►
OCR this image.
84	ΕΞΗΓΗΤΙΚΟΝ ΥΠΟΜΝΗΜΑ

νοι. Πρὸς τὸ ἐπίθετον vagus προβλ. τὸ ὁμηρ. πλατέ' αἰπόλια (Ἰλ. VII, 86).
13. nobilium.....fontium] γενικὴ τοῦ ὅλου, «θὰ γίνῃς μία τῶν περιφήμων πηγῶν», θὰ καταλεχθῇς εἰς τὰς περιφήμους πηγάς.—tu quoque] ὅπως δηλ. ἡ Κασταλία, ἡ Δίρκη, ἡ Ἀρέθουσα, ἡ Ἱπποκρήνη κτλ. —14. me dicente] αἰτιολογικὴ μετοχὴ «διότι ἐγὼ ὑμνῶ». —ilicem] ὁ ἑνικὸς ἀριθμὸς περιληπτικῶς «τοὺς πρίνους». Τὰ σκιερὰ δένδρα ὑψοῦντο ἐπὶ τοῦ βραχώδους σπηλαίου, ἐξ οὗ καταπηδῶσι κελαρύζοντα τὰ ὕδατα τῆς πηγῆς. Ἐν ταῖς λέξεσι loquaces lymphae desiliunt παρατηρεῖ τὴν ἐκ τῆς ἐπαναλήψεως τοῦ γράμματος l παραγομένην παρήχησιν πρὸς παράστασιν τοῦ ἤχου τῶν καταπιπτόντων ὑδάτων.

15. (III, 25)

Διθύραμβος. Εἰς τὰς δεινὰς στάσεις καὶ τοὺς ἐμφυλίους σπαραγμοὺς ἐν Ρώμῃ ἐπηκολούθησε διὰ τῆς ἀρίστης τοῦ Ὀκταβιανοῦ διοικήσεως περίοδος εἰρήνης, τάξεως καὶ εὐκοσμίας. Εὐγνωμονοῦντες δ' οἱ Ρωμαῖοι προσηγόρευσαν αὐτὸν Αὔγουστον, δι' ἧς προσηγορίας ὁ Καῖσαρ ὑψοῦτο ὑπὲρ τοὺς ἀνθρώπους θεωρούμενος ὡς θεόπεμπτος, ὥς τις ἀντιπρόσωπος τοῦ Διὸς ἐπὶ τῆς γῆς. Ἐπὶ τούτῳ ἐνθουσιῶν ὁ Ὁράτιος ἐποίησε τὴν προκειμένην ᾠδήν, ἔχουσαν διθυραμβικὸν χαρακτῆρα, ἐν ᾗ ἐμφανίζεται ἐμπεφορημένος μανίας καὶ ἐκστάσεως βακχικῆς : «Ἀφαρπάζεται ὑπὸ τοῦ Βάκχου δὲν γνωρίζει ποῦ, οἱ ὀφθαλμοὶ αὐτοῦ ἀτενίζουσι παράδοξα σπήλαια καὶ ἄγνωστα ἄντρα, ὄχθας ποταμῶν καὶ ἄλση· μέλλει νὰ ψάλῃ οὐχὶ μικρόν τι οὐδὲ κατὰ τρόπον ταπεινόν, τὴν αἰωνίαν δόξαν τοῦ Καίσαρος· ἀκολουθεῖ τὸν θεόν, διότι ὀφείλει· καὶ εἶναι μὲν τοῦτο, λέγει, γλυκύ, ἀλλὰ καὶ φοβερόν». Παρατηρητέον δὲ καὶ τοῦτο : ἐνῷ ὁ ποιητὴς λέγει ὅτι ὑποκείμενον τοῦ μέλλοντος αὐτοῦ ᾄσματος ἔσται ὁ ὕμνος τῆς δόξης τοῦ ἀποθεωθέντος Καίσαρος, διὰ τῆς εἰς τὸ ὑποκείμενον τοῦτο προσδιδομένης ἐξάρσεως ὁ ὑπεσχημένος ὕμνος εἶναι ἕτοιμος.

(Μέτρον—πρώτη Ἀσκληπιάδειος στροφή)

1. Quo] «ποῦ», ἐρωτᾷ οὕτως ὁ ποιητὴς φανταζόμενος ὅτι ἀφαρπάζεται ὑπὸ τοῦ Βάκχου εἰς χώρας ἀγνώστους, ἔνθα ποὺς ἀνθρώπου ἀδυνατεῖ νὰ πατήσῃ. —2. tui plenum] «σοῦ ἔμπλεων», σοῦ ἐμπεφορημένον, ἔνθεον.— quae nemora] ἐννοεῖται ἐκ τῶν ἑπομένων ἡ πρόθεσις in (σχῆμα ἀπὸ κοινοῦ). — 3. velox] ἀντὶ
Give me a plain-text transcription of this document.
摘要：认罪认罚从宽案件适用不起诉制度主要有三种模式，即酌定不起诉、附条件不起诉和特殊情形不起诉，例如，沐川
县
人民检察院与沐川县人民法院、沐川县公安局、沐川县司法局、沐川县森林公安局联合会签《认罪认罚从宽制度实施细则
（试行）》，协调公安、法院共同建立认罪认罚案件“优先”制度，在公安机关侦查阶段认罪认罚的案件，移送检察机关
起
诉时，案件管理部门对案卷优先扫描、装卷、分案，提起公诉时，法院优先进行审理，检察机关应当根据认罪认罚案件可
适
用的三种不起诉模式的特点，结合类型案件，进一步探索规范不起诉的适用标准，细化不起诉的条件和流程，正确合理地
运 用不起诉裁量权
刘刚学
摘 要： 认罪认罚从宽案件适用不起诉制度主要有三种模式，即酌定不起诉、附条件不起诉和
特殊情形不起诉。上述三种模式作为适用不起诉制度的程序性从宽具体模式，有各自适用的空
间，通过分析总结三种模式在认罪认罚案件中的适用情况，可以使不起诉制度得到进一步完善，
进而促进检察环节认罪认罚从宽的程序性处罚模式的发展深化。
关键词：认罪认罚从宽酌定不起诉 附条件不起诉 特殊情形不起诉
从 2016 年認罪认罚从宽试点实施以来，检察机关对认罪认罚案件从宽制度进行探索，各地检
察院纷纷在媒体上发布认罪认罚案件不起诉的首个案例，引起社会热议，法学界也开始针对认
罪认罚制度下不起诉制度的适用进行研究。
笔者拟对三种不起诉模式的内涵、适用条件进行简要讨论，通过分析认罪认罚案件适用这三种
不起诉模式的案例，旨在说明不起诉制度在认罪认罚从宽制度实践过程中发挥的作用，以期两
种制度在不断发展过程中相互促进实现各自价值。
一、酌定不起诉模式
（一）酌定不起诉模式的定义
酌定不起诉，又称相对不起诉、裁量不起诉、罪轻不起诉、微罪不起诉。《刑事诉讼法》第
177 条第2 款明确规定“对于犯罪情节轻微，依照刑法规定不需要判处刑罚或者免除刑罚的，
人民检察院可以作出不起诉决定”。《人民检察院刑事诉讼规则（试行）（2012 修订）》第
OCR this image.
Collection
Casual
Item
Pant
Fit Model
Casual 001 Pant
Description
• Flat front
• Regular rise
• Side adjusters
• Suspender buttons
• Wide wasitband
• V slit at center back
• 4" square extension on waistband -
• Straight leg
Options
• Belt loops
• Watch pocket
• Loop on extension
◄
→ **AIM**: Copy out every line that includes the word "即酌定不起诉".

→ **RESPONSE TO THE EXERCISE**:
摘要：认罪认罚从宽案件适用不起诉制度主要有三种模式，即酌定不起诉、附条件不起诉和特殊情形不起诉，例如，沐川
摘 要： 认罪认罚从宽案件适用不起诉制度主要有三种模式，即酌定不起诉、附条件不起诉和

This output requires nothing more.